Challenge: Give back exactly the lines running from the line with "Give me a plain-text" to the end of the entries, and only those lines.

Provided data:

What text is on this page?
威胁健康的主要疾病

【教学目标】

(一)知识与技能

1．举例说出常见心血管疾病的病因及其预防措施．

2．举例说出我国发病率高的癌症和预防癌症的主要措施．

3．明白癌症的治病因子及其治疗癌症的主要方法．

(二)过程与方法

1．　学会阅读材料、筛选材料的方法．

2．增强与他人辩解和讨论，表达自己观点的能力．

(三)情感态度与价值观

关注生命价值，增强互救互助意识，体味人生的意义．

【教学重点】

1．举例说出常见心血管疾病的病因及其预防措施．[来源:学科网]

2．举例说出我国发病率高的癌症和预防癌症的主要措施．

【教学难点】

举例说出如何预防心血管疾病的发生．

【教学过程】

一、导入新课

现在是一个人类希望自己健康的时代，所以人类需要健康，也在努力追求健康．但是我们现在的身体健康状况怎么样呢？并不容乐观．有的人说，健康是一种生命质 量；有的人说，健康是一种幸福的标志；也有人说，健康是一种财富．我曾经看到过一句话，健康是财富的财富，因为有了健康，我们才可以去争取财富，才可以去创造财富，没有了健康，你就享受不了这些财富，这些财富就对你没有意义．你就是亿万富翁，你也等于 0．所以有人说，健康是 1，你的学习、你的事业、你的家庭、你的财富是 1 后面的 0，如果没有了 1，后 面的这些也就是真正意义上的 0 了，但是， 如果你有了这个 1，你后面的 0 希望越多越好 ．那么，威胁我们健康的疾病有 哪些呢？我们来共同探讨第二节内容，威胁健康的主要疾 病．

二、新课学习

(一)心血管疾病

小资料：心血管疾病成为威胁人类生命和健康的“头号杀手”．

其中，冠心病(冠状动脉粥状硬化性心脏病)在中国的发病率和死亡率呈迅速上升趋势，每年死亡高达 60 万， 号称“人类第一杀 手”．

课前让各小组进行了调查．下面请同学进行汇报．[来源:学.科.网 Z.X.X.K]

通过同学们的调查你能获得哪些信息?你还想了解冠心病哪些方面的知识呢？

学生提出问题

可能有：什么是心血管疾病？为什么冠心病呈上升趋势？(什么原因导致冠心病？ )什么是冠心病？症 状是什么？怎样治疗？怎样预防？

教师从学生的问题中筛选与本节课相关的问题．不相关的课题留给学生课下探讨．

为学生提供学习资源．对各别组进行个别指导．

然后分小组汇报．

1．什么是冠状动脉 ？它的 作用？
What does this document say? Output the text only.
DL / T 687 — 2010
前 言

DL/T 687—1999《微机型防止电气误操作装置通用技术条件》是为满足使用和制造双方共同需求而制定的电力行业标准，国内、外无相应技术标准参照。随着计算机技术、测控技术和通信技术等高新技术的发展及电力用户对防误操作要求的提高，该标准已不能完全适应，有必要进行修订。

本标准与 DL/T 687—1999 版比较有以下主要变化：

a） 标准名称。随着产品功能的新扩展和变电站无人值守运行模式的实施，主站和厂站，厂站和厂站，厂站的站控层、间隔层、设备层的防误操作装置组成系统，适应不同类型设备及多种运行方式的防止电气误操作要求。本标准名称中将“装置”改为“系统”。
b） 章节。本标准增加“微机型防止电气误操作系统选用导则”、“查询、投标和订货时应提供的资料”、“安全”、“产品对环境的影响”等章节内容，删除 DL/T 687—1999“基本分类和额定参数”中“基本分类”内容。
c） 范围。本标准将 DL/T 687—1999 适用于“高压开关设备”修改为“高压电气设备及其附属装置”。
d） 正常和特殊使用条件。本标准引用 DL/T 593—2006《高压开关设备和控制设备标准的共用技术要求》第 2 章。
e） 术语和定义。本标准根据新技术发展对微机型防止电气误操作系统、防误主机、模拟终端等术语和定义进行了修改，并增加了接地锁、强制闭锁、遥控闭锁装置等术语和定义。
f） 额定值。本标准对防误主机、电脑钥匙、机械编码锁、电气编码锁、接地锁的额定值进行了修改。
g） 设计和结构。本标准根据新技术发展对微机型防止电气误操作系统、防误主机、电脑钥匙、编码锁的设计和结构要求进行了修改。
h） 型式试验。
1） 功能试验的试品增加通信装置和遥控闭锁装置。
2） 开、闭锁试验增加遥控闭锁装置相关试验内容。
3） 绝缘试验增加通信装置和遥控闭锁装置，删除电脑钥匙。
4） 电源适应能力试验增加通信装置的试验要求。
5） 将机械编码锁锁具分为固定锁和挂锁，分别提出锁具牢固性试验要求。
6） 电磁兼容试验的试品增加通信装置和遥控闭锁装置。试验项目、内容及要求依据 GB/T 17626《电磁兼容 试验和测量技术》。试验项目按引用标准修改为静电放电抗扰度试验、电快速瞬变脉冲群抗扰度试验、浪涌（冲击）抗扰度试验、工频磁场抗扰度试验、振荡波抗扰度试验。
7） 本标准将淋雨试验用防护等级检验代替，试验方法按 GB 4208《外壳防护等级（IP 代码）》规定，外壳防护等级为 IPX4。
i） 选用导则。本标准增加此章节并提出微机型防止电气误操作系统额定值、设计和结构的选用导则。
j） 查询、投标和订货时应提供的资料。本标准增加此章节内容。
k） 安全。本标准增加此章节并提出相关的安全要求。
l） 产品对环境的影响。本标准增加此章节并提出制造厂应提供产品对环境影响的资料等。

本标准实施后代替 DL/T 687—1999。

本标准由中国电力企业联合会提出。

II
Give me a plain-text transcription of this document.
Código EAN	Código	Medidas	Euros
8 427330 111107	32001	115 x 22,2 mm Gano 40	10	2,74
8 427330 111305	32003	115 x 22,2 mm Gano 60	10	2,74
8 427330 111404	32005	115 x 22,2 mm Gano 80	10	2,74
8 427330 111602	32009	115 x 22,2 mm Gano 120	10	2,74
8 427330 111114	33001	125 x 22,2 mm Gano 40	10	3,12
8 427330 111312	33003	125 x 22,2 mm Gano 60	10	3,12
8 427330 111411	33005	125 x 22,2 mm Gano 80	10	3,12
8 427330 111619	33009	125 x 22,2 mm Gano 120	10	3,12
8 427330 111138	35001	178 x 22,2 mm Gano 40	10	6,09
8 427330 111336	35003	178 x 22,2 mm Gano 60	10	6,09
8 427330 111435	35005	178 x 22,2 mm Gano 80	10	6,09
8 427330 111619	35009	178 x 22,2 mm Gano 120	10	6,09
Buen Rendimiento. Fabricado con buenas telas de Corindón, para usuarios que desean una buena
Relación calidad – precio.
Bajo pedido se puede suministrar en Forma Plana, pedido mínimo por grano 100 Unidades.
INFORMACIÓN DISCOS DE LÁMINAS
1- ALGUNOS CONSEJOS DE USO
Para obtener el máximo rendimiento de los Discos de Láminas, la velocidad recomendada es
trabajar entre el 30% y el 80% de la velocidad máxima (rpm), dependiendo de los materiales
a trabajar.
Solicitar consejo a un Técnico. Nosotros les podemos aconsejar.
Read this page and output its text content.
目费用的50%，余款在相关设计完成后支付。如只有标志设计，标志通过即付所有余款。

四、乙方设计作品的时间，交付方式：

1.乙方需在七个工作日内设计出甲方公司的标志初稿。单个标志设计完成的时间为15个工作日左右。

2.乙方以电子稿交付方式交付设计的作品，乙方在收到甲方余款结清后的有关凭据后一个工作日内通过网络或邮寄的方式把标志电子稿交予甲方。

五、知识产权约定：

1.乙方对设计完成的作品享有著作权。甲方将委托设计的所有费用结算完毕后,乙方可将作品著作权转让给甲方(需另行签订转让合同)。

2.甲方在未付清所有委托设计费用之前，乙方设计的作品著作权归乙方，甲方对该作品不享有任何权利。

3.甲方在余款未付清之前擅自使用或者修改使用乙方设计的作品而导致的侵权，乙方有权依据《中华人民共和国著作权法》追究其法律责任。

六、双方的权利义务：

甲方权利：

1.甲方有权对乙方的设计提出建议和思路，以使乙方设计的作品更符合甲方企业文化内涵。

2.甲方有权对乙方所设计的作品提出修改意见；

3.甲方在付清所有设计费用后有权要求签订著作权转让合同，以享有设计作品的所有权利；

Solution to this problem:
Give me a plain-text transcription of this document.
Código EAN	Código	Medidas	Euros
8 427330 111107	32001	115 x 22,2 mm Gano 40	10	2,74
8 427330 111305	32003	115 x 22,2 mm Gano 60	10	2,74
8 427330 111404	32005	115 x 22,2 mm Gano 80	10	2,74
8 427330 111602	32009	115 x 22,2 mm Gano 120	10	2,74
8 427330 111114	33001	125 x 22,2 mm Gano 40	10	3,12
8 427330 111312	33003	125 x 22,2 mm Gano 60	10	3,12
8 427330 111411	33005	125 x 22,2 mm Gano 80	10	3,12
8 427330 111619	33009	125 x 22,2 mm Gano 120	10	3,12
8 427330 111138	35001	178 x 22,2 mm Gano 40	10	6,09
8 427330 111336	35003	178 x 22,2 mm Gano 60	10	6,09
8 427330 111435	35005	178 x 22,2 mm Gano 80	10	6,09
8 427330 111619	35009	178 x 22,2 mm Gano 120	10	6,09
Buen Rendimiento. Fabricado con buenas telas de Corindón, para usuarios que desean una buena
Relación calidad – precio.
Bajo pedido se puede suministrar en Forma Plana, pedido mínimo por grano 100 Unidades.
INFORMACIÓN DISCOS DE LÁMINAS
1- ALGUNOS CONSEJOS DE USO
Para obtener el máximo rendimiento de los Discos de Láminas, la velocidad recomendada es
trabajar entre el 30% y el 80% de la velocidad máxima (rpm), dependiendo de los materiales
a trabajar.
Solicitar consejo a un Técnico. Nosotros les podemos aconsejar.
Read this page and output its text content.
目费用的50%，余款在相关设计完成后支付。如只有标志设计，标志通过即付所有余款。

四、乙方设计作品的时间，交付方式：

1.乙方需在七个工作日内设计出甲方公司的标志初稿。单个标志设计完成的时间为15个工作日左右。

2.乙方以电子稿交付方式交付设计的作品，乙方在收到甲方余款结清后的有关凭据后一个工作日内通过网络或邮寄的方式把标志电子稿交予甲方。

五、知识产权约定：

1.乙方对设计完成的作品享有著作权。甲方将委托设计的所有费用结算完毕后,乙方可将作品著作权转让给甲方(需另行签订转让合同)。

2.甲方在未付清所有委托设计费用之前，乙方设计的作品著作权归乙方，甲方对该作品不享有任何权利。

3.甲方在余款未付清之前擅自使用或者修改使用乙方设计的作品而导致的侵权，乙方有权依据《中华人民共和国著作权法》追究其法律责任。

六、双方的权利义务：

甲方权利：

1.甲方有权对乙方的设计提出建议和思路，以使乙方设计的作品更符合甲方企业文化内涵。

2.甲方有权对乙方所设计的作品提出修改意见；

3.甲方在付清所有设计费用后有权要求签订著作权转让合同，以享有设计作品的所有权利；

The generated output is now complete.